## [Given task]
Copy out every line of the records where the string "JSON" occurs.

------------------------------------------------------------

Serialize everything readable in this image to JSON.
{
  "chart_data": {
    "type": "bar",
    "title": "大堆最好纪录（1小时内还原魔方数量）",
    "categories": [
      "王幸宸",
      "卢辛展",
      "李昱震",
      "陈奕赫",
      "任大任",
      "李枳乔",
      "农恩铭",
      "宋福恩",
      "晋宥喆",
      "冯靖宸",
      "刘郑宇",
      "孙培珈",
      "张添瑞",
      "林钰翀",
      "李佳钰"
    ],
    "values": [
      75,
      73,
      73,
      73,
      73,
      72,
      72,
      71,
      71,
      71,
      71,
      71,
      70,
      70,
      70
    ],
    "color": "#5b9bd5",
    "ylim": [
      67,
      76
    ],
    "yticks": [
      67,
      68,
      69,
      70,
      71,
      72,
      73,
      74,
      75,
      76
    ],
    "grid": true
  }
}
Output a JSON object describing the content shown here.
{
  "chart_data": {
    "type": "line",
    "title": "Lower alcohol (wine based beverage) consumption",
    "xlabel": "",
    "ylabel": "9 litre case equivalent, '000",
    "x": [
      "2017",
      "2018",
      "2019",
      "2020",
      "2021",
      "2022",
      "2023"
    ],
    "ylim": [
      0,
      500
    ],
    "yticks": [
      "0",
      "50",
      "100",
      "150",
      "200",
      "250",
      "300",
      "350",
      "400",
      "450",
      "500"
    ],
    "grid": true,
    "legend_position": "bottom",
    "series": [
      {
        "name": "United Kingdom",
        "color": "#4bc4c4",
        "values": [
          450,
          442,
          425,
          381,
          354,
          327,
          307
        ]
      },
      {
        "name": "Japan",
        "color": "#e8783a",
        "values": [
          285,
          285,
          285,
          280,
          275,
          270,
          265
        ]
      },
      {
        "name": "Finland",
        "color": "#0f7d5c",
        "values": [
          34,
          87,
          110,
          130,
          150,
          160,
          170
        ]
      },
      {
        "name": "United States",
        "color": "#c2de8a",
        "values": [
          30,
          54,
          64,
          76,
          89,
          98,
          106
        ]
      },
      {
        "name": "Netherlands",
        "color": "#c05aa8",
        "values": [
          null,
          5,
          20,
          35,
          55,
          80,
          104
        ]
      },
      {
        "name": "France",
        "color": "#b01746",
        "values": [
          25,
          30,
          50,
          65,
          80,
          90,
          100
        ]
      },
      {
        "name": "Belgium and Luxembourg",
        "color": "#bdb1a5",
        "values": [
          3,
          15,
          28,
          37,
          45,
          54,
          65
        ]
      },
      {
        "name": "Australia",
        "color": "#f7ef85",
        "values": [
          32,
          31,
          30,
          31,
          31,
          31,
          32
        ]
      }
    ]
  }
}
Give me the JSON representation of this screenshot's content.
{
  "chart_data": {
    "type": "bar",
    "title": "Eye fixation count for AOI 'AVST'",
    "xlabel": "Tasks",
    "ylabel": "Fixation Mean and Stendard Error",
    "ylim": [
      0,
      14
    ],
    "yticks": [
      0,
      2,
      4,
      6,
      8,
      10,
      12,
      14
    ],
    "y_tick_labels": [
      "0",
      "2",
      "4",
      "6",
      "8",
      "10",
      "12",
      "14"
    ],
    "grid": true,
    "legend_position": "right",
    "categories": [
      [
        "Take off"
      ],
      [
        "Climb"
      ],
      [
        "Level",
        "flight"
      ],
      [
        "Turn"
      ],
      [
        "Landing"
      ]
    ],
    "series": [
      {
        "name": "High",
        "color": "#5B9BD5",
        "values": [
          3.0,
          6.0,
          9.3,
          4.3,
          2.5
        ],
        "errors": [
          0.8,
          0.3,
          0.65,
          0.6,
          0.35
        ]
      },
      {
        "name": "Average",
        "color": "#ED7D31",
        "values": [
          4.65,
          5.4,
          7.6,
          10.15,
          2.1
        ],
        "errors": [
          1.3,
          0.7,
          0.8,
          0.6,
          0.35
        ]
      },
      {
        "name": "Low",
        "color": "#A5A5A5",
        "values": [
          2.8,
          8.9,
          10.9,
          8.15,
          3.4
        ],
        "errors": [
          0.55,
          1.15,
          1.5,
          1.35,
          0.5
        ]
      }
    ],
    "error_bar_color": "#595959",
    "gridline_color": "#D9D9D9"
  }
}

------------------------------------------------------------

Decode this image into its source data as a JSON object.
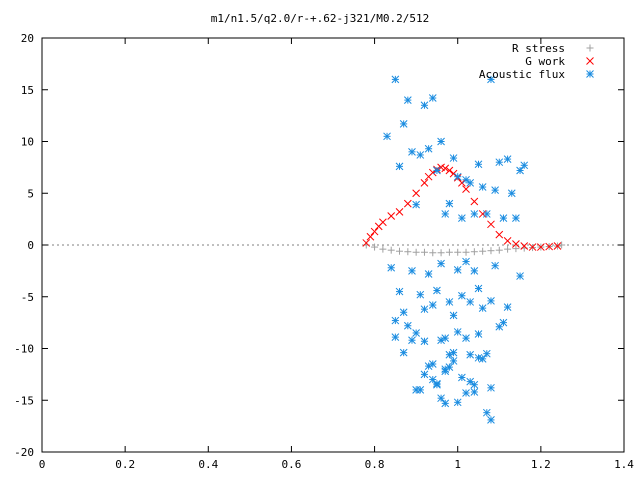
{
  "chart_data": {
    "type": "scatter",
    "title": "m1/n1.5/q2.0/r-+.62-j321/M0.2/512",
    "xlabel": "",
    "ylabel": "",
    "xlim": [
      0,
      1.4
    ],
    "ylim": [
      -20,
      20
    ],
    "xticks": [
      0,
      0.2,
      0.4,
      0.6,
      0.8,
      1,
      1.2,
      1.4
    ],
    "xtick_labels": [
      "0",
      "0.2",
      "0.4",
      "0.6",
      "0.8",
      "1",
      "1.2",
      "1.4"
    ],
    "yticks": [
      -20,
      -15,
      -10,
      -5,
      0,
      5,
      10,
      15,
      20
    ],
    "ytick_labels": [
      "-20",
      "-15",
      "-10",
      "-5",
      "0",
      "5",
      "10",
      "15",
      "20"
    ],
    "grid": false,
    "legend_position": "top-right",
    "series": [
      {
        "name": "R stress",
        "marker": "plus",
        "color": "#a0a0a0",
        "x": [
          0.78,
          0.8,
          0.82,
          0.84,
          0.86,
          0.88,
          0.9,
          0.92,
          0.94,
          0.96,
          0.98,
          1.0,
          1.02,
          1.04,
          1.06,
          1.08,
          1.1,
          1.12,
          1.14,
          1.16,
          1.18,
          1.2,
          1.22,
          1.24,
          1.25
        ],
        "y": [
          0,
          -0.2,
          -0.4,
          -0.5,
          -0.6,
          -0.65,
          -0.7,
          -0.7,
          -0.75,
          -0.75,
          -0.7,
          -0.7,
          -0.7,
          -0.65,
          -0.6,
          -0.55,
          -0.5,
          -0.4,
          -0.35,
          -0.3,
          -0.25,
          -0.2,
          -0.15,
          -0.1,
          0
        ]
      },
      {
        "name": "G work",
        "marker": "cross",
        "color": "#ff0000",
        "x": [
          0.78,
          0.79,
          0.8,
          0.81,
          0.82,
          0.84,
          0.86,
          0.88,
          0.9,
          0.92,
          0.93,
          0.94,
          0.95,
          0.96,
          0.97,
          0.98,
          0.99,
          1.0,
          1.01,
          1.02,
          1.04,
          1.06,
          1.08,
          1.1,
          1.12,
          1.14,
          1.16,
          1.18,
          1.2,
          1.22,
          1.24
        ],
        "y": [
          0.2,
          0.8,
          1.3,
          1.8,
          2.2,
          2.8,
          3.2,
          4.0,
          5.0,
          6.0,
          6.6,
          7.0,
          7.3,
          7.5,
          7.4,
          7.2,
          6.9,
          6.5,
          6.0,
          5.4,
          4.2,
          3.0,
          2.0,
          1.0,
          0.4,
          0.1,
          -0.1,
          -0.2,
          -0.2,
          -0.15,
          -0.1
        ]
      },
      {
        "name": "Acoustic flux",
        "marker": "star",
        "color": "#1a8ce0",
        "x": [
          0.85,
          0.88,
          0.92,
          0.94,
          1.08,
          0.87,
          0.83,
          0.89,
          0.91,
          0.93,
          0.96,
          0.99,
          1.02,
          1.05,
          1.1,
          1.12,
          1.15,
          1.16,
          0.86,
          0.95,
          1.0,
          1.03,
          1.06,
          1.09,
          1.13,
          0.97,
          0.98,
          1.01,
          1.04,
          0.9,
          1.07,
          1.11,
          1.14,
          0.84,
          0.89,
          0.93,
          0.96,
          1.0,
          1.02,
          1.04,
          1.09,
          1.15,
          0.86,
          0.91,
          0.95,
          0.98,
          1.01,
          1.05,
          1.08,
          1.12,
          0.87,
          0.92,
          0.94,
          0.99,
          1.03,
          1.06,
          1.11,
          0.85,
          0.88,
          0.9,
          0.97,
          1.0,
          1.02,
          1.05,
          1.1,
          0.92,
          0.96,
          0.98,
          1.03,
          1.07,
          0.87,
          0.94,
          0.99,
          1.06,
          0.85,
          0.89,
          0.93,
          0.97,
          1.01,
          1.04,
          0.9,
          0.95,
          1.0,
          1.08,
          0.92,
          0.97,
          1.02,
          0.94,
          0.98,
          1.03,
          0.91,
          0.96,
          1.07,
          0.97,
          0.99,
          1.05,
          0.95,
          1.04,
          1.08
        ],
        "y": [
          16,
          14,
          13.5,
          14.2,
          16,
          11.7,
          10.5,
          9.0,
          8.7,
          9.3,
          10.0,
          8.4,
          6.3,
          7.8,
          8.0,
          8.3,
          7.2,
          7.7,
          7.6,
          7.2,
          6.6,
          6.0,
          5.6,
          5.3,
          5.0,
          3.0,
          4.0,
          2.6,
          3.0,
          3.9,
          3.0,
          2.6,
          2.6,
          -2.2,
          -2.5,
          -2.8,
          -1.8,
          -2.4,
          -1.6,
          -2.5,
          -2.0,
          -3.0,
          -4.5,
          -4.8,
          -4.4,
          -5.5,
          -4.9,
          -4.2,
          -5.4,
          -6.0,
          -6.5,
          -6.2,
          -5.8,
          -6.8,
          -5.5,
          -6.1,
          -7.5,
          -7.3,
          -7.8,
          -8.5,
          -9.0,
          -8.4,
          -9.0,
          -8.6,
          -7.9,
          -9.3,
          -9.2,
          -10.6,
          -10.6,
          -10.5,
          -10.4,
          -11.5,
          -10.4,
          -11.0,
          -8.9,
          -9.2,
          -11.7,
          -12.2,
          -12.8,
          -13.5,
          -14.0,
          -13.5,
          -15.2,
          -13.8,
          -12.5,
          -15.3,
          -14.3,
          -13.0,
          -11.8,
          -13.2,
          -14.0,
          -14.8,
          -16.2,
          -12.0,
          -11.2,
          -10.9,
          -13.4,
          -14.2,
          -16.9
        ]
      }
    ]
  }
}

------------------------------------------------------------

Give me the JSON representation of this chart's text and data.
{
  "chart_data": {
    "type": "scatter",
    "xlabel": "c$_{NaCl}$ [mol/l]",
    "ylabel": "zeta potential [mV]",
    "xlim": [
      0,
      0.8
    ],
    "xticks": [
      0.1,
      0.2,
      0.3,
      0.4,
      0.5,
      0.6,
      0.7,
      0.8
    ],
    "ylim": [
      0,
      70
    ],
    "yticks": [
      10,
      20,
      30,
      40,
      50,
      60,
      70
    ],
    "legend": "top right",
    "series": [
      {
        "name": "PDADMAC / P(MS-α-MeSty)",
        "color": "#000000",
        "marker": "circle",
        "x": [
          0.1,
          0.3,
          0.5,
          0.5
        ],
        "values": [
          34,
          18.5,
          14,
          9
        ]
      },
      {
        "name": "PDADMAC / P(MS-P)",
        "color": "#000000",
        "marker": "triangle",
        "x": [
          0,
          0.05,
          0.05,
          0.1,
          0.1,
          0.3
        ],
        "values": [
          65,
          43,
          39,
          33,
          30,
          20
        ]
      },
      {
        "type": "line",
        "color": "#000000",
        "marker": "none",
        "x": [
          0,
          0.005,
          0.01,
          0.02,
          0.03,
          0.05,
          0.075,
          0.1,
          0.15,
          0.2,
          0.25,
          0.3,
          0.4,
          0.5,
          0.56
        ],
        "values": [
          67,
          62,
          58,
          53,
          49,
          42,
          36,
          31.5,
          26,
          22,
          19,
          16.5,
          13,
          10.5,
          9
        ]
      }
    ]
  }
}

------------------------------------------------------------

## [Correct response]
Serialize everything readable in this image to JSON.
Output a JSON object describing the content shown here.
Give me the JSON representation of this screenshot's content.
Decode this image into its source data as a JSON object.
Give me the JSON representation of this chart's text and data.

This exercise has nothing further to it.